### Records that describe figures
** Start **
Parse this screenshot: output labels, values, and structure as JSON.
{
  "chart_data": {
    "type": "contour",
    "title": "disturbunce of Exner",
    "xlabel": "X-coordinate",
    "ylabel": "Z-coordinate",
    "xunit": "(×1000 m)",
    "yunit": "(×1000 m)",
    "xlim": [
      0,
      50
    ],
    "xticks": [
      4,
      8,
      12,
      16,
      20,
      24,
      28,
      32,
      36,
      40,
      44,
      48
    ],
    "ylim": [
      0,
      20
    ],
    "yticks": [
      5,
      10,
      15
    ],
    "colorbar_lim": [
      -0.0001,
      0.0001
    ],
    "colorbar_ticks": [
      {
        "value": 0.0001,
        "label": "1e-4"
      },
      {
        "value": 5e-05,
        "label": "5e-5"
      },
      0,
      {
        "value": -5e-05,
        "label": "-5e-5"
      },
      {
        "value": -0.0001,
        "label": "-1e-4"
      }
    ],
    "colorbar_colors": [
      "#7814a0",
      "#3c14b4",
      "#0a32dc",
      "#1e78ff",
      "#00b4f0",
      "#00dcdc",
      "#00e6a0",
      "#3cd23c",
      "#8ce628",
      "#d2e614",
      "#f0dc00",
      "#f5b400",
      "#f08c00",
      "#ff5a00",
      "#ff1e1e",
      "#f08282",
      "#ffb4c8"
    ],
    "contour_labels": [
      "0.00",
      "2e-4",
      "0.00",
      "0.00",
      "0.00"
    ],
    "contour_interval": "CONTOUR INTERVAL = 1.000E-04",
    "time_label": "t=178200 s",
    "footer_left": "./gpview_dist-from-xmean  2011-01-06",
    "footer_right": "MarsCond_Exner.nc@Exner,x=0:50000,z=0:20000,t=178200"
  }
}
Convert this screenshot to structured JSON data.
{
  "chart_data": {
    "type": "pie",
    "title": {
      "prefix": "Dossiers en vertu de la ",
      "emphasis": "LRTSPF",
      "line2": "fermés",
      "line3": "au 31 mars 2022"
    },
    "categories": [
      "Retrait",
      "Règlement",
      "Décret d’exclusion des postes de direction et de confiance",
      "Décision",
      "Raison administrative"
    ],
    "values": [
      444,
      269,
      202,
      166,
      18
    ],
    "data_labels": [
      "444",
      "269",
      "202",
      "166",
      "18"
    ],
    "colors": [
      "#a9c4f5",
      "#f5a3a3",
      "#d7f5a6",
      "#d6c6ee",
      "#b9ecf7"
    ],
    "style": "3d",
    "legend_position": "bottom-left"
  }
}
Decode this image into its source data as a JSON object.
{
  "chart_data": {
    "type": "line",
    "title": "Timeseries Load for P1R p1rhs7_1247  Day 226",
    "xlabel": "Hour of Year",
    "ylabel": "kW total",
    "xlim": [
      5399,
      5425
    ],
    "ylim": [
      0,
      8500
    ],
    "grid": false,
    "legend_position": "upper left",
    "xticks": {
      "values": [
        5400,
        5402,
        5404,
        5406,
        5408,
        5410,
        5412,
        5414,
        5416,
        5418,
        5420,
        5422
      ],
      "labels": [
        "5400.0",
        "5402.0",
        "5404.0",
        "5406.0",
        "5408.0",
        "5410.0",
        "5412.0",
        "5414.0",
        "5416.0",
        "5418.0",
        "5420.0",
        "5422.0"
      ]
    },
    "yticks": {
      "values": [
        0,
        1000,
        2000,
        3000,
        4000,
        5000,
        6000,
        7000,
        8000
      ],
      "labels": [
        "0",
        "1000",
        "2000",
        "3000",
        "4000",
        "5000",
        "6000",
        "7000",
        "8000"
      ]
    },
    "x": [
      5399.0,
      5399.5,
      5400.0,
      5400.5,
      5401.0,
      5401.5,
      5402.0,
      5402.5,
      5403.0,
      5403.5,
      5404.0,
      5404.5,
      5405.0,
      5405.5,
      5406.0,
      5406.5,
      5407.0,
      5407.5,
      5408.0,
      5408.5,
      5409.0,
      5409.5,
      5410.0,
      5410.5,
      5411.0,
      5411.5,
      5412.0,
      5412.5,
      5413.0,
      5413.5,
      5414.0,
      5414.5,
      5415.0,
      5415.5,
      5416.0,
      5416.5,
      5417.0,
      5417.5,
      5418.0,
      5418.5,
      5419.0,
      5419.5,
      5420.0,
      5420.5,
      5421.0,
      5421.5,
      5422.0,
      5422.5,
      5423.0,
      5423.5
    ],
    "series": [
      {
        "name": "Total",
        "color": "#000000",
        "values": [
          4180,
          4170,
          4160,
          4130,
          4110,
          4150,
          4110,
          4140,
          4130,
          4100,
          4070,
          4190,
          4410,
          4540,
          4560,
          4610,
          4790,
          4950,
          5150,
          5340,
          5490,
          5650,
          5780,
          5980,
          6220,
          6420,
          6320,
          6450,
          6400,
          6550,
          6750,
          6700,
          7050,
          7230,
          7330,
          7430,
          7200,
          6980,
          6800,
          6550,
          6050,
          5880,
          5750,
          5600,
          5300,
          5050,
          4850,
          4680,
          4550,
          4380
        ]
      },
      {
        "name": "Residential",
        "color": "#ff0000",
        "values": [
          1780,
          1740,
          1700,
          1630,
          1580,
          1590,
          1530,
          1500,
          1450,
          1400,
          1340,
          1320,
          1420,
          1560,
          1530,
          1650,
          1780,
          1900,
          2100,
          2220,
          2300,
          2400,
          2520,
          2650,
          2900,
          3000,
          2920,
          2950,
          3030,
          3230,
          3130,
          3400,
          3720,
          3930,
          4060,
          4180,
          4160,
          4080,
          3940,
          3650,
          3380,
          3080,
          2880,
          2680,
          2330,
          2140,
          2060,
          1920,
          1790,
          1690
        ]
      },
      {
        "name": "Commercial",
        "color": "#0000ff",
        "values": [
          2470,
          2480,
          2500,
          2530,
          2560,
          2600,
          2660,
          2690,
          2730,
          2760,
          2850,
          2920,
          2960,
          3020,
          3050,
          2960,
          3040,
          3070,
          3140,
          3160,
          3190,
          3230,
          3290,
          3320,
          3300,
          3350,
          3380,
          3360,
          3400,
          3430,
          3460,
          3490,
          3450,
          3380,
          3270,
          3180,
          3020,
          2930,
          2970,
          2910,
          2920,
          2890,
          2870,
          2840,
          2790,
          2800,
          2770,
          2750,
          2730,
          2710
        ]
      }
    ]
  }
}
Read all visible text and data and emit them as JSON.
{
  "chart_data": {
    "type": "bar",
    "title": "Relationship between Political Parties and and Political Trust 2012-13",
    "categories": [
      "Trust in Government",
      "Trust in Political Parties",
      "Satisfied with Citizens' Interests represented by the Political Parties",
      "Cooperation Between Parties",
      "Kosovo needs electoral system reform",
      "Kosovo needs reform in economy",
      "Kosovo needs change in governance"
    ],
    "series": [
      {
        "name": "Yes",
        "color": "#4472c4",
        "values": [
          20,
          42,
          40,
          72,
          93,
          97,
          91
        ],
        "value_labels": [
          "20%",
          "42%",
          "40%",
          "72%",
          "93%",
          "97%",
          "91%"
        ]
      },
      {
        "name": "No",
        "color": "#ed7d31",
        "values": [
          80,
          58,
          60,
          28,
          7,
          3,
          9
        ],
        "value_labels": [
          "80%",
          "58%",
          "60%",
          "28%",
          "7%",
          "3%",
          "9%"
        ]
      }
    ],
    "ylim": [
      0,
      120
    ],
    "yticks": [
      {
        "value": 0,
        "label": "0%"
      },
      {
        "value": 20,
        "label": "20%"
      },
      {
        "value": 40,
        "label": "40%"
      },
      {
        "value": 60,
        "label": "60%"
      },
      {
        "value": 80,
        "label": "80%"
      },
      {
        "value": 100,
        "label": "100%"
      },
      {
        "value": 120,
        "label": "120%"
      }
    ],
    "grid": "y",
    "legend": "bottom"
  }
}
** End **
### Requirements
All of the entries must be quoted exactly; please include each one.

### Solution for this exercise
Parse this screenshot: output labels, values, and structure as JSON.
{
  "chart_data": {
    "type": "contour",
    "title": "disturbunce of Exner",
    "xlabel": "X-coordinate",
    "ylabel": "Z-coordinate",
    "xunit": "(×1000 m)",
    "yunit": "(×1000 m)",
    "xlim": [
      0,
      50
    ],
    "xticks": [
      4,
      8,
      12,
      16,
      20,
      24,
      28,
      32,
      36,
      40,
      44,
      48
    ],
    "ylim": [
      0,
      20
    ],
    "yticks": [
      5,
      10,
      15
    ],
    "colorbar_lim": [
      -0.0001,
      0.0001
    ],
    "colorbar_ticks": [
      {
        "value": 0.0001,
        "label": "1e-4"
      },
      {
        "value": 5e-05,
        "label": "5e-5"
      },
      0,
      {
        "value": -5e-05,
        "label": "-5e-5"
      },
      {
        "value": -0.0001,
        "label": "-1e-4"
      }
    ],
    "colorbar_colors": [
      "#7814a0",
      "#3c14b4",
      "#0a32dc",
      "#1e78ff",
      "#00b4f0",
      "#00dcdc",
      "#00e6a0",
      "#3cd23c",
      "#8ce628",
      "#d2e614",
      "#f0dc00",
      "#f5b400",
      "#f08c00",
      "#ff5a00",
      "#ff1e1e",
      "#f08282",
      "#ffb4c8"
    ],
    "contour_labels": [
      "0.00",
      "2e-4",
      "0.00",
      "0.00",
      "0.00"
    ],
    "contour_interval": "CONTOUR INTERVAL = 1.000E-04",
    "time_label": "t=178200 s",
    "footer_left": "./gpview_dist-from-xmean  2011-01-06",
    "footer_right": "MarsCond_Exner.nc@Exner,x=0:50000,z=0:20000,t=178200"
  }
}
Convert this screenshot to structured JSON data.
{
  "chart_data": {
    "type": "pie",
    "title": {
      "prefix": "Dossiers en vertu de la ",
      "emphasis": "LRTSPF",
      "line2": "fermés",
      "line3": "au 31 mars 2022"
    },
    "categories": [
      "Retrait",
      "Règlement",
      "Décret d’exclusion des postes de direction et de confiance",
      "Décision",
      "Raison administrative"
    ],
    "values": [
      444,
      269,
      202,
      166,
      18
    ],
    "data_labels": [
      "444",
      "269",
      "202",
      "166",
      "18"
    ],
    "colors": [
      "#a9c4f5",
      "#f5a3a3",
      "#d7f5a6",
      "#d6c6ee",
      "#b9ecf7"
    ],
    "style": "3d",
    "legend_position": "bottom-left"
  }
}
Decode this image into its source data as a JSON object.
{
  "chart_data": {
    "type": "line",
    "title": "Timeseries Load for P1R p1rhs7_1247  Day 226",
    "xlabel": "Hour of Year",
    "ylabel": "kW total",
    "xlim": [
      5399,
      5425
    ],
    "ylim": [
      0,
      8500
    ],
    "grid": false,
    "legend_position": "upper left",
    "xticks": {
      "values": [
        5400,
        5402,
        5404,
        5406,
        5408,
        5410,
        5412,
        5414,
        5416,
        5418,
        5420,
        5422
      ],
      "labels": [
        "5400.0",
        "5402.0",
        "5404.0",
        "5406.0",
        "5408.0",
        "5410.0",
        "5412.0",
        "5414.0",
        "5416.0",
        "5418.0",
        "5420.0",
        "5422.0"
      ]
    },
    "yticks": {
      "values": [
        0,
        1000,
        2000,
        3000,
        4000,
        5000,
        6000,
        7000,
        8000
      ],
      "labels": [
        "0",
        "1000",
        "2000",
        "3000",
        "4000",
        "5000",
        "6000",
        "7000",
        "8000"
      ]
    },
    "x": [
      5399.0,
      5399.5,
      5400.0,
      5400.5,
      5401.0,
      5401.5,
      5402.0,
      5402.5,
      5403.0,
      5403.5,
      5404.0,
      5404.5,
      5405.0,
      5405.5,
      5406.0,
      5406.5,
      5407.0,
      5407.5,
      5408.0,
      5408.5,
      5409.0,
      5409.5,
      5410.0,
      5410.5,
      5411.0,
      5411.5,
      5412.0,
      5412.5,
      5413.0,
      5413.5,
      5414.0,
      5414.5,
      5415.0,
      5415.5,
      5416.0,
      5416.5,
      5417.0,
      5417.5,
      5418.0,
      5418.5,
      5419.0,
      5419.5,
      5420.0,
      5420.5,
      5421.0,
      5421.5,
      5422.0,
      5422.5,
      5423.0,
      5423.5
    ],
    "series": [
      {
        "name": "Total",
        "color": "#000000",
        "values": [
          4180,
          4170,
          4160,
          4130,
          4110,
          4150,
          4110,
          4140,
          4130,
          4100,
          4070,
          4190,
          4410,
          4540,
          4560,
          4610,
          4790,
          4950,
          5150,
          5340,
          5490,
          5650,
          5780,
          5980,
          6220,
          6420,
          6320,
          6450,
          6400,
          6550,
          6750,
          6700,
          7050,
          7230,
          7330,
          7430,
          7200,
          6980,
          6800,
          6550,
          6050,
          5880,
          5750,
          5600,
          5300,
          5050,
          4850,
          4680,
          4550,
          4380
        ]
      },
      {
        "name": "Residential",
        "color": "#ff0000",
        "values": [
          1780,
          1740,
          1700,
          1630,
          1580,
          1590,
          1530,
          1500,
          1450,
          1400,
          1340,
          1320,
          1420,
          1560,
          1530,
          1650,
          1780,
          1900,
          2100,
          2220,
          2300,
          2400,
          2520,
          2650,
          2900,
          3000,
          2920,
          2950,
          3030,
          3230,
          3130,
          3400,
          3720,
          3930,
          4060,
          4180,
          4160,
          4080,
          3940,
          3650,
          3380,
          3080,
          2880,
          2680,
          2330,
          2140,
          2060,
          1920,
          1790,
          1690
        ]
      },
      {
        "name": "Commercial",
        "color": "#0000ff",
        "values": [
          2470,
          2480,
          2500,
          2530,
          2560,
          2600,
          2660,
          2690,
          2730,
          2760,
          2850,
          2920,
          2960,
          3020,
          3050,
          2960,
          3040,
          3070,
          3140,
          3160,
          3190,
          3230,
          3290,
          3320,
          3300,
          3350,
          3380,
          3360,
          3400,
          3430,
          3460,
          3490,
          3450,
          3380,
          3270,
          3180,
          3020,
          2930,
          2970,
          2910,
          2920,
          2890,
          2870,
          2840,
          2790,
          2800,
          2770,
          2750,
          2730,
          2710
        ]
      }
    ]
  }
}
Read all visible text and data and emit them as JSON.
{
  "chart_data": {
    "type": "bar",
    "title": "Relationship between Political Parties and and Political Trust 2012-13",
    "categories": [
      "Trust in Government",
      "Trust in Political Parties",
      "Satisfied with Citizens' Interests represented by the Political Parties",
      "Cooperation Between Parties",
      "Kosovo needs electoral system reform",
      "Kosovo needs reform in economy",
      "Kosovo needs change in governance"
    ],
    "series": [
      {
        "name": "Yes",
        "color": "#4472c4",
        "values": [
          20,
          42,
          40,
          72,
          93,
          97,
          91
        ],
        "value_labels": [
          "20%",
          "42%",
          "40%",
          "72%",
          "93%",
          "97%",
          "91%"
        ]
      },
      {
        "name": "No",
        "color": "#ed7d31",
        "values": [
          80,
          58,
          60,
          28,
          7,
          3,
          9
        ],
        "value_labels": [
          "80%",
          "58%",
          "60%",
          "28%",
          "7%",
          "3%",
          "9%"
        ]
      }
    ],
    "ylim": [
      0,
      120
    ],
    "yticks": [
      {
        "value": 0,
        "label": "0%"
      },
      {
        "value": 20,
        "label": "20%"
      },
      {
        "value": 40,
        "label": "40%"
      },
      {
        "value": 60,
        "label": "60%"
      },
      {
        "value": 80,
        "label": "80%"
      },
      {
        "value": 100,
        "label": "100%"
      },
      {
        "value": 120,
        "label": "120%"
      }
    ],
    "grid": "y",
    "legend": "bottom"
  }
}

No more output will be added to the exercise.